▶ _Exercise brief_:
Print the listing in its entirety and exactly, leaving out images.

★ ★ ★ ★ ★

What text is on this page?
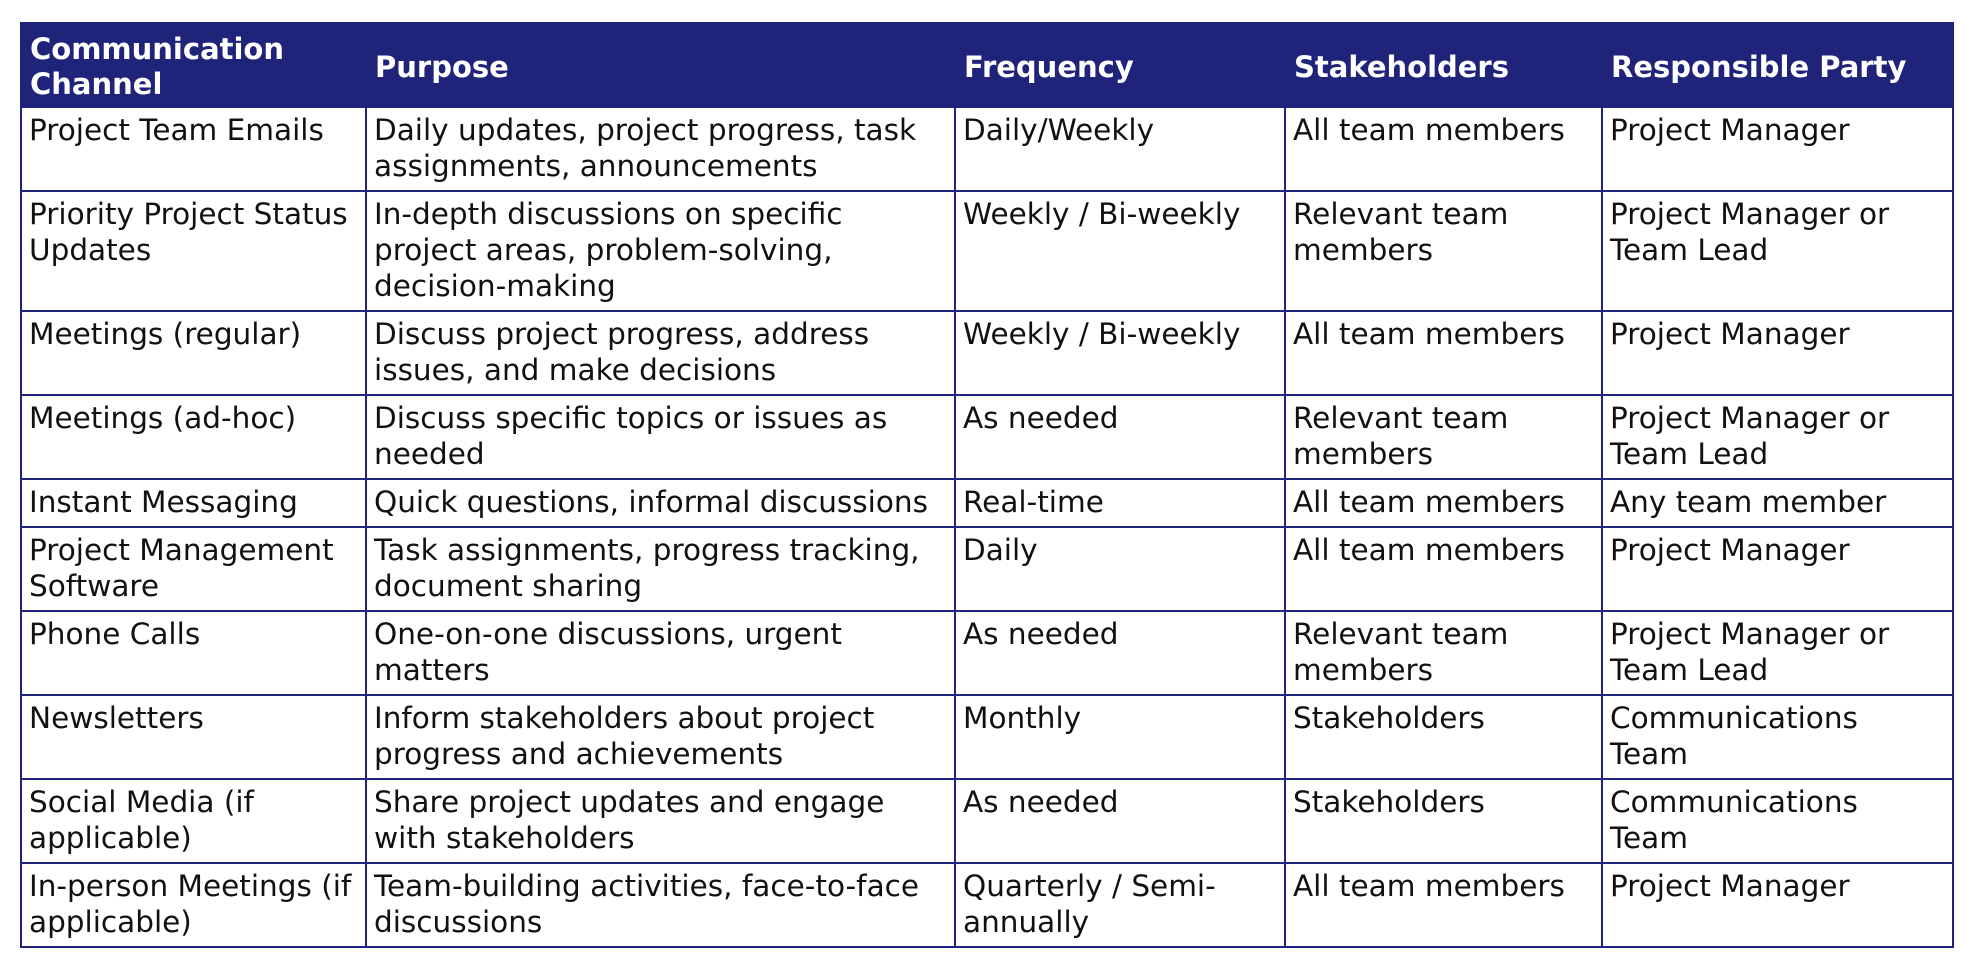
Communication Channel	Purpose	Frequency	Stakeholders	Responsible Party
Project Team Emails	Daily updates, project progress, task assignments, announcements	Daily/Weekly	All team members	Project Manager
Priority Project Status Updates	In-depth discussions on specific project areas, problem-solving, decision-making	Weekly / Bi-weekly	Relevant team members	Project Manager or Team Lead
Meetings (regular)	Discuss project progress, address issues, and make decisions	Weekly / Bi-weekly	All team members	Project Manager
Meetings (ad-hoc)	Discuss specific topics or issues as needed	As needed	Relevant team members	Project Manager or Team Lead
Instant Messaging	Quick questions, informal discussions	Real-time	All team members	Any team member
Project Management Software	Task assignments, progress tracking, document sharing	Daily	All team members	Project Manager
Phone Calls	One-on-one discussions, urgent matters	As needed	Relevant team members	Project Manager or Team Lead
Newsletters	Inform stakeholders about project progress and achievements	Monthly	Stakeholders	Communications Team
Social Media (if applicable)	Share project updates and engage with stakeholders	As needed	Stakeholders	Communications Team
In-person Meetings (if applicable)	Team-building activities, face-to-face discussions	Quarterly / Semi-annually	All team members	Project Manager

★ ★ ★ ★ ★

▶ _Answer to the problem_:
What text is on this page?
Communication Channel	Purpose	Frequency	Stakeholders	Responsible Party
Project Team Emails	Daily updates, project progress, task assignments, announcements	Daily/Weekly	All team members	Project Manager
Priority Project Status Updates	In-depth discussions on specific project areas, problem-solving, decision-making	Weekly / Bi-weekly	Relevant team members	Project Manager or Team Lead
Meetings (regular)	Discuss project progress, address issues, and make decisions	Weekly / Bi-weekly	All team members	Project Manager
Meetings (ad-hoc)	Discuss specific topics or issues as needed	As needed	Relevant team members	Project Manager or Team Lead
Instant Messaging	Quick questions, informal discussions	Real-time	All team members	Any team member
Project Management Software	Task assignments, progress tracking, document sharing	Daily	All team members	Project Manager
Phone Calls	One-on-one discussions, urgent matters	As needed	Relevant team members	Project Manager or Team Lead
Newsletters	Inform stakeholders about project progress and achievements	Monthly	Stakeholders	Communications Team
Social Media (if applicable)	Share project updates and engage with stakeholders	As needed	Stakeholders	Communications Team
In-person Meetings (if applicable)	Team-building activities, face-to-face discussions	Quarterly / Semi-annually	All team members	Project Manager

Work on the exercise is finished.